Data entries:
_ _ _ _ _ _ _

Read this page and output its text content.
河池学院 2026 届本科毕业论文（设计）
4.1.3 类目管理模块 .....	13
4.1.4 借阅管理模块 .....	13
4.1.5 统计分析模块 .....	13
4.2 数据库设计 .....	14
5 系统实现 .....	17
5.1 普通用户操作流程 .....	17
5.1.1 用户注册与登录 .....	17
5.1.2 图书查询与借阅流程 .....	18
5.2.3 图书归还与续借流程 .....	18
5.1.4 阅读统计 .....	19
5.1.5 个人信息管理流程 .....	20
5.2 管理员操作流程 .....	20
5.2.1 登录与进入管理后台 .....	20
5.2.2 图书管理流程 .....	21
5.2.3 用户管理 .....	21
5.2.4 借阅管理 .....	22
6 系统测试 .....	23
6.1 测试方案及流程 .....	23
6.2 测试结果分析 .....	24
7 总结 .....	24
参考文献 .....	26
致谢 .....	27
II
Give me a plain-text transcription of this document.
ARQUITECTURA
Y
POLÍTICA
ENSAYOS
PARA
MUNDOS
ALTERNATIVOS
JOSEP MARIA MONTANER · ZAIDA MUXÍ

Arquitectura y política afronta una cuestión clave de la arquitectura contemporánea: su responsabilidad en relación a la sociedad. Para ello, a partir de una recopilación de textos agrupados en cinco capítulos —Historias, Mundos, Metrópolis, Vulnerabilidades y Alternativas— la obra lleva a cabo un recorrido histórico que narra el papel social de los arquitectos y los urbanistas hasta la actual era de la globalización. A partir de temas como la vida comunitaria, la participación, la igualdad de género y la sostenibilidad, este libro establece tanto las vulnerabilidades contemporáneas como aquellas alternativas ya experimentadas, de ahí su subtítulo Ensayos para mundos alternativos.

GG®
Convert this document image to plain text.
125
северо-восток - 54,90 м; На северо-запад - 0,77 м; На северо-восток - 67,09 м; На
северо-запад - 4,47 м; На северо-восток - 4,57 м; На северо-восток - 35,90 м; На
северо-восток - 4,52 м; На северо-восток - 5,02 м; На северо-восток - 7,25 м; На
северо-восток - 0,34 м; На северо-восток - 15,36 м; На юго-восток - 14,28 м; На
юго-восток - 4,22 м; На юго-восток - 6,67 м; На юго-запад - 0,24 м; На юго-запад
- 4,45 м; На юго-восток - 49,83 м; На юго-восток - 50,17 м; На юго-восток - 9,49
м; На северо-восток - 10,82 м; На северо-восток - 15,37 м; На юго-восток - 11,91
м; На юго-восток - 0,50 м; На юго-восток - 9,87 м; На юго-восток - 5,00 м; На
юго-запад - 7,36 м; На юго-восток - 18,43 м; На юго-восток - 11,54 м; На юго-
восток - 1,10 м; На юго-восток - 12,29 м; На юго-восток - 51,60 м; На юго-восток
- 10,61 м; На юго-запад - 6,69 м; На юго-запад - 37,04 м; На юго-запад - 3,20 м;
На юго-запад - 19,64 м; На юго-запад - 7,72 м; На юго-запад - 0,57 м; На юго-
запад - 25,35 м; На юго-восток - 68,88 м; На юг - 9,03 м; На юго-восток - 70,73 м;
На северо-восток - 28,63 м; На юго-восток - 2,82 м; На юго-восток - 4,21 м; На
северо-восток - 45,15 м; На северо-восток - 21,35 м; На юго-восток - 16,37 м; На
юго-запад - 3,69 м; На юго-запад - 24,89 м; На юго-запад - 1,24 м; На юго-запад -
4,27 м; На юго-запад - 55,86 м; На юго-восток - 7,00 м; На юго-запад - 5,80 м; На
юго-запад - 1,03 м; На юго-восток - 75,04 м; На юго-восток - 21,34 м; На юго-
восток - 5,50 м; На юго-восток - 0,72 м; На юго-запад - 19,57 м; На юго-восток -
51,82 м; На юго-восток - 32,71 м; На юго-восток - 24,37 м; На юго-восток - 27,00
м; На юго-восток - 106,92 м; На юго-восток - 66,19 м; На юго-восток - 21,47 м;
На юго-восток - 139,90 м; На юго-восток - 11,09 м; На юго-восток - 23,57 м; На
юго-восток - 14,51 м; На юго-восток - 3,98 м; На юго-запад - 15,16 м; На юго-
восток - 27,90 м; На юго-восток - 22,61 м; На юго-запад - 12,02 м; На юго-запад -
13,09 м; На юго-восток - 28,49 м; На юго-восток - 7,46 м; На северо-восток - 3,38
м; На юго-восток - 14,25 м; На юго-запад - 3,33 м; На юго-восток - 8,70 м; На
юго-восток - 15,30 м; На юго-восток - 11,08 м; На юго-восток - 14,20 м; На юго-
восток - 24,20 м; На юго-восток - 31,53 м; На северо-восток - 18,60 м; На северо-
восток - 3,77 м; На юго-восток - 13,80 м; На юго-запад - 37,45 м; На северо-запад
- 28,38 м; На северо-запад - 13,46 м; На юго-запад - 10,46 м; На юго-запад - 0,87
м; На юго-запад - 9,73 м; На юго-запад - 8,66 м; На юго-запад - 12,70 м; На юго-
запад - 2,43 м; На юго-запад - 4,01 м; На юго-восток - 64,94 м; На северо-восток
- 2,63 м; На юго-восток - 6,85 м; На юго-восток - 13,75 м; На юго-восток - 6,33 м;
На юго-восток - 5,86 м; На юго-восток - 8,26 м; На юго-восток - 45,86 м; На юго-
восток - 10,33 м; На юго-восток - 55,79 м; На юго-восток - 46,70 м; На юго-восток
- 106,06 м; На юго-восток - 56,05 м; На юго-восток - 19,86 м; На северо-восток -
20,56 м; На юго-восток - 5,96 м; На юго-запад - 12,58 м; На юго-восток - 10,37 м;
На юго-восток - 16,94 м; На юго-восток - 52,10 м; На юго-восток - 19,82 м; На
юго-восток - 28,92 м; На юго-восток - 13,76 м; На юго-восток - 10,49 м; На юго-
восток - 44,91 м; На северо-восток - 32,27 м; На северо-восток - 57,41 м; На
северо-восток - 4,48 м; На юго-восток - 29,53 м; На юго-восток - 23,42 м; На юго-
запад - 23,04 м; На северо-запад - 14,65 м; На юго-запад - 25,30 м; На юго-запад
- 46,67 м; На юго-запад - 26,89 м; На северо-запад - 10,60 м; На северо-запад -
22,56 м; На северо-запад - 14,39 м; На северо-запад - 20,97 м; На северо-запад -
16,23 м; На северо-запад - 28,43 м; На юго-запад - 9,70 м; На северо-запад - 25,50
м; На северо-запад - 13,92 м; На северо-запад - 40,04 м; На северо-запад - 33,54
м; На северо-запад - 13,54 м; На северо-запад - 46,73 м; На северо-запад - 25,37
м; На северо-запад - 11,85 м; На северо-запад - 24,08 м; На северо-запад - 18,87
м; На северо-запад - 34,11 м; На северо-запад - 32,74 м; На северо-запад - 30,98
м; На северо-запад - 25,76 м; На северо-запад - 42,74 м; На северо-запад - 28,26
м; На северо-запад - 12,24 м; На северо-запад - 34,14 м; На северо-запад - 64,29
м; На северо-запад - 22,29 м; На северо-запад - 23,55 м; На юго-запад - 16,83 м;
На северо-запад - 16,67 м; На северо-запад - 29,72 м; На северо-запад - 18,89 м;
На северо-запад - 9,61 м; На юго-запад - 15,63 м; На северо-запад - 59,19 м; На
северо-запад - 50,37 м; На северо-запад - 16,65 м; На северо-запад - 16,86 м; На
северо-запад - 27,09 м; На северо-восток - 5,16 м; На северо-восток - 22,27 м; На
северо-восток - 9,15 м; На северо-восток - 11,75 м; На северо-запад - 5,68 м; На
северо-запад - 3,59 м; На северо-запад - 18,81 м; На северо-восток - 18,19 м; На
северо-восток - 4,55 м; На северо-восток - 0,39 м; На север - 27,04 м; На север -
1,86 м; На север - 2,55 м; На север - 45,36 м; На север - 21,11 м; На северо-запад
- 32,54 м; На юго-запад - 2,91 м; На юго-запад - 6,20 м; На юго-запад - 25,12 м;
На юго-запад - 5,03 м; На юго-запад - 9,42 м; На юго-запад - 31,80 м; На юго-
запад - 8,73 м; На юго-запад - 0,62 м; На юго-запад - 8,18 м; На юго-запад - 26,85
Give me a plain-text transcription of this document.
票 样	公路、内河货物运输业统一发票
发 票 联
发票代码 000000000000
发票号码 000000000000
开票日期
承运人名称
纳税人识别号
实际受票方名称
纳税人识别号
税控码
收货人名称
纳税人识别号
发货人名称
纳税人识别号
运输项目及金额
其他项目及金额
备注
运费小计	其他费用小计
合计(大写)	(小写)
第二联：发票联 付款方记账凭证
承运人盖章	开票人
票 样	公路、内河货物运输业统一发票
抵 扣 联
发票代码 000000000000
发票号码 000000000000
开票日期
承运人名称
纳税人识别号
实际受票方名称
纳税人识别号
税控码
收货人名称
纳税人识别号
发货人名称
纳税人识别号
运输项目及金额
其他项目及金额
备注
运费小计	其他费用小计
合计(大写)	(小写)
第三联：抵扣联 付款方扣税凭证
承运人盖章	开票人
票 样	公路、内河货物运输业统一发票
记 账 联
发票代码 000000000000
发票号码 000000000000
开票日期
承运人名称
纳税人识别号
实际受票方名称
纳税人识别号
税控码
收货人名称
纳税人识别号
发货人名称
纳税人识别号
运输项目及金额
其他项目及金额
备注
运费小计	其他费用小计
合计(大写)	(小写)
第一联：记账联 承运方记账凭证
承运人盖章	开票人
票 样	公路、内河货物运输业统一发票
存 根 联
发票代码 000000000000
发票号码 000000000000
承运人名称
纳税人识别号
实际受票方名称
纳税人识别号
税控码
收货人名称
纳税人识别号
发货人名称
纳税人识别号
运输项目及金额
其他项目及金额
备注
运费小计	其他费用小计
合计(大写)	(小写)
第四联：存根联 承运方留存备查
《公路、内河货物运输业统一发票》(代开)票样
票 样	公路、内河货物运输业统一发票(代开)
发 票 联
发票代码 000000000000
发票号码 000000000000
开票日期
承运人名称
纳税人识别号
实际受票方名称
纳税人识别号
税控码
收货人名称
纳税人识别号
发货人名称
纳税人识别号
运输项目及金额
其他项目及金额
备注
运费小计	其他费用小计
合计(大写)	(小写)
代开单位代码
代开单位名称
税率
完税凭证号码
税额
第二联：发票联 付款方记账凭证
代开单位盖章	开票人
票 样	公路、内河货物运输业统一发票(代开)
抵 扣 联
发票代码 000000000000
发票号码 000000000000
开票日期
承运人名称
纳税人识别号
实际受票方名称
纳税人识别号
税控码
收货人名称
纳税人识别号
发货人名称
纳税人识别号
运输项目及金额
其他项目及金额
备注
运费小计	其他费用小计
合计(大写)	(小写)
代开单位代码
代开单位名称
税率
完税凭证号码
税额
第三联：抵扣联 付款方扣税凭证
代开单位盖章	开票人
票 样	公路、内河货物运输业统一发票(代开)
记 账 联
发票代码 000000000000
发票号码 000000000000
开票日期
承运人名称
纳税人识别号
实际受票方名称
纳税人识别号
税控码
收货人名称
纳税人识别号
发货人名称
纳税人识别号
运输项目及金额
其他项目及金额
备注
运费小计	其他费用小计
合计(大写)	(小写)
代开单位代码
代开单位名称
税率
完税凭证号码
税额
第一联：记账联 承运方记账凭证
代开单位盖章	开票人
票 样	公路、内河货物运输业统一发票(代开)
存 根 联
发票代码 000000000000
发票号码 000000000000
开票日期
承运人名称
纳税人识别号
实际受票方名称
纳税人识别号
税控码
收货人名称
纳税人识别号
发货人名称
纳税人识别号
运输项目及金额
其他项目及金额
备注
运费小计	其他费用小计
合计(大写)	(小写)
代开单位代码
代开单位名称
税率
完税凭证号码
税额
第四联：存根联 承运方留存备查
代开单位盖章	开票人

_ _ _ _ _ _ _

* To do: Check each line above for the string "this" and show the ones that have it.

* Task response:
Read this page and output its text content.
Give me a plain-text transcription of this document.
Convert this document image to plain text.
Give me a plain-text transcription of this document.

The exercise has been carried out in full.